*WHAT YOU HAVE TO DO*.
Report every line in the listing that contains the string "muestreo".

*DATASET EXTRACT*.

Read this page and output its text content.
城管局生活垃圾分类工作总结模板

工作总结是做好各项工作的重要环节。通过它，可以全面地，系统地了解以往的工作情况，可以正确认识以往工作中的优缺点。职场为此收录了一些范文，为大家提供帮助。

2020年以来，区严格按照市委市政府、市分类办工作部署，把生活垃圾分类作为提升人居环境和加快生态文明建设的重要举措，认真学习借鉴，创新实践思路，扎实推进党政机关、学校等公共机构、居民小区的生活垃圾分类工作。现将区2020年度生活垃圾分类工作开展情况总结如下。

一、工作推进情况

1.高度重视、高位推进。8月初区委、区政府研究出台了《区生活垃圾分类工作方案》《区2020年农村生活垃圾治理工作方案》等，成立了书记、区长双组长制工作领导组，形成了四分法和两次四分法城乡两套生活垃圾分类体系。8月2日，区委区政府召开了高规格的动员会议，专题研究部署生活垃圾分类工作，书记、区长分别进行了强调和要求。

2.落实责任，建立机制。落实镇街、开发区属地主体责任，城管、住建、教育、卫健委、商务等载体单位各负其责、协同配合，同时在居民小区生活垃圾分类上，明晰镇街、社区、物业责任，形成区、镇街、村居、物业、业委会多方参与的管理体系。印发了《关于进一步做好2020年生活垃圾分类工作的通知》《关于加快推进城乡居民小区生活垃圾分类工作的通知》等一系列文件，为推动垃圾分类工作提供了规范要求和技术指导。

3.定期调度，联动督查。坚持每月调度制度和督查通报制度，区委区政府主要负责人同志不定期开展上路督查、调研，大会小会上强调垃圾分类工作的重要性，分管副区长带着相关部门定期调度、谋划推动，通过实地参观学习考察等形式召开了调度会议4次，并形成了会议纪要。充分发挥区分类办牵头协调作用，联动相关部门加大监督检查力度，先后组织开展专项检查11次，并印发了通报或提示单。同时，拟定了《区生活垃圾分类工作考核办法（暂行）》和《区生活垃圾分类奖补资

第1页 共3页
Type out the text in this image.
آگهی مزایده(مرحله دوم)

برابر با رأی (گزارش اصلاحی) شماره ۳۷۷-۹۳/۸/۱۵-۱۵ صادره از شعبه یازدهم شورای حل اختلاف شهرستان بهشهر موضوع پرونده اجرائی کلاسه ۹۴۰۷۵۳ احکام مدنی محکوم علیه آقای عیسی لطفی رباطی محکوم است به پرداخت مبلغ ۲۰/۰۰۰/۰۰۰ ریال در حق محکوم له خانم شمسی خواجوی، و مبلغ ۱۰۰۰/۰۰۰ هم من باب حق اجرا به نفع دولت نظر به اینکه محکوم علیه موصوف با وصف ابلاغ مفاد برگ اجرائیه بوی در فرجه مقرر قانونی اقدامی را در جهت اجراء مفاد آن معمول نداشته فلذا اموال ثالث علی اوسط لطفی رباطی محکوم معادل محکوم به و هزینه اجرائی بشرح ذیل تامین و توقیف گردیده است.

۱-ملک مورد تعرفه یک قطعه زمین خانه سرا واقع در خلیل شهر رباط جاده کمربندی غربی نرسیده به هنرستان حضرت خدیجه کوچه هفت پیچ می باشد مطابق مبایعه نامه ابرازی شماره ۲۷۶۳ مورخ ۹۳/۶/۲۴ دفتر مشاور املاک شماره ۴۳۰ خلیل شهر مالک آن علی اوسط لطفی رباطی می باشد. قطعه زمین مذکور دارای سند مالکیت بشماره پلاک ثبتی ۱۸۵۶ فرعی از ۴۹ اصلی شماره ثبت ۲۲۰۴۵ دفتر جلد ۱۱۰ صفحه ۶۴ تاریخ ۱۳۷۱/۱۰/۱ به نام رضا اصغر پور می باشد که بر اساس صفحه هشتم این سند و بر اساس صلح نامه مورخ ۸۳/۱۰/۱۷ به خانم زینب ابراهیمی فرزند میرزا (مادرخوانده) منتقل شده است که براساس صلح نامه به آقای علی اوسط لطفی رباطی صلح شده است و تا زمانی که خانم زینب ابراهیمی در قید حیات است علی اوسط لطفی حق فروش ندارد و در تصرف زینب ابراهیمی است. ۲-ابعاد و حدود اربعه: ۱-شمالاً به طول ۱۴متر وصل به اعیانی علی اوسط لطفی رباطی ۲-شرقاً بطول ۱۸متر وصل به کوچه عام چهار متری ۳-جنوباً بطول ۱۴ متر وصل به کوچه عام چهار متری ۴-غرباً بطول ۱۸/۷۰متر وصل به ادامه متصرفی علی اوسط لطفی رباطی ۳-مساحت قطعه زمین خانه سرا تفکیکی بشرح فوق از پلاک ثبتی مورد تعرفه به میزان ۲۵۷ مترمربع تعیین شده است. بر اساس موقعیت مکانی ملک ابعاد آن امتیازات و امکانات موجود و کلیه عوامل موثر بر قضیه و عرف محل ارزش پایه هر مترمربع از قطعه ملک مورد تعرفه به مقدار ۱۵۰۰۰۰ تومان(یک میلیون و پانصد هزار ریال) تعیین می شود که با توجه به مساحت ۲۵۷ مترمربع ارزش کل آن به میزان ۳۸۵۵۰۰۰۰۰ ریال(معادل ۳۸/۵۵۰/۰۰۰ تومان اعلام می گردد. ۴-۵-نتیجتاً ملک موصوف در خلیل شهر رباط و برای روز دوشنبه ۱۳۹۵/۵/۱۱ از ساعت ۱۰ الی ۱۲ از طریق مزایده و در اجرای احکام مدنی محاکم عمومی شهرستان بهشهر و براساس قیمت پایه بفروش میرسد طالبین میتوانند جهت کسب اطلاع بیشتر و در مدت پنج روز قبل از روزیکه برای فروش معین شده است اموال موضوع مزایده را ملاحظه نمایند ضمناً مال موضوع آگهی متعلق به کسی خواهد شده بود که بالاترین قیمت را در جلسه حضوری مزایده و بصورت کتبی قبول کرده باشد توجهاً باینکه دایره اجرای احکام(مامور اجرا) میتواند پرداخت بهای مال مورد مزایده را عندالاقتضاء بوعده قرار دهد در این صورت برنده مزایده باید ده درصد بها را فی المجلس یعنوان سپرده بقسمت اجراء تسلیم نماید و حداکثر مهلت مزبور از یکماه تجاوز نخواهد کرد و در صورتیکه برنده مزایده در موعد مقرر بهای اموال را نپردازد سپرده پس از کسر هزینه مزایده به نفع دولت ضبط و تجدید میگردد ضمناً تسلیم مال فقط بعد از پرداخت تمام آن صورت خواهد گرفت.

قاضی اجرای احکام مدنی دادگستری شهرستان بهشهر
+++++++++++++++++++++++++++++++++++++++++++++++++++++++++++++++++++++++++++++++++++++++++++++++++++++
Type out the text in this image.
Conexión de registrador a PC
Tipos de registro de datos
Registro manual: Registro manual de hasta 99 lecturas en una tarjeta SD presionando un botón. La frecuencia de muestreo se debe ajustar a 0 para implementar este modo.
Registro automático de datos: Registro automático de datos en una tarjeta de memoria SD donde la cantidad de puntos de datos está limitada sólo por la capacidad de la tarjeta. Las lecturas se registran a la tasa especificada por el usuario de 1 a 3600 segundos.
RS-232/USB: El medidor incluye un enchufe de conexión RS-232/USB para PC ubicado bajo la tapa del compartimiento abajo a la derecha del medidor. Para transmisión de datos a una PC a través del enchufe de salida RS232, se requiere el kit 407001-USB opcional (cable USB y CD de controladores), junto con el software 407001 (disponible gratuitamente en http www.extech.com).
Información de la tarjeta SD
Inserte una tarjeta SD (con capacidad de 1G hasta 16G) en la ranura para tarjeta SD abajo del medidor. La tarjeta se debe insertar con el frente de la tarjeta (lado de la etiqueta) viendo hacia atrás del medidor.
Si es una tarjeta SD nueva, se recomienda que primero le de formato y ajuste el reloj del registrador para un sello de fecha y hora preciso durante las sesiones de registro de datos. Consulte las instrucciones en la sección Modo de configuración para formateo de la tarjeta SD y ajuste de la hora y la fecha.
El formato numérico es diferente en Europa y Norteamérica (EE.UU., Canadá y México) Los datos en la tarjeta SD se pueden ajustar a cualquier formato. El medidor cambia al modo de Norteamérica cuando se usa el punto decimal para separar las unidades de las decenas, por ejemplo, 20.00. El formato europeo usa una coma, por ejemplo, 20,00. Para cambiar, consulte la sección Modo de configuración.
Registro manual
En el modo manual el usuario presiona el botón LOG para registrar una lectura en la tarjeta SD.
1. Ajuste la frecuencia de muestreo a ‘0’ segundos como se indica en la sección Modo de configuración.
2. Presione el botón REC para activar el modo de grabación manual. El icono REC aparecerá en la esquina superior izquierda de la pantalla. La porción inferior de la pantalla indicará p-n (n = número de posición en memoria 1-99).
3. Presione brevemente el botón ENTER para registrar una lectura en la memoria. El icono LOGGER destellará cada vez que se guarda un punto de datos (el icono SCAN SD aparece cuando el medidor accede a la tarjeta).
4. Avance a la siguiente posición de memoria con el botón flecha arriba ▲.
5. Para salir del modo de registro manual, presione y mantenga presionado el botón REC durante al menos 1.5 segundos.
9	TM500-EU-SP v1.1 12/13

*RESPONSE TO THIS EXERCISE*.
Registro manual: Registro manual de hasta 99 lecturas en una tarjeta SD presionando un botón. La frecuencia de muestreo se debe ajustar a 0 para implementar este modo.
1. Ajuste la frecuencia de muestreo a ‘0’ segundos como se indica en la sección Modo de configuración.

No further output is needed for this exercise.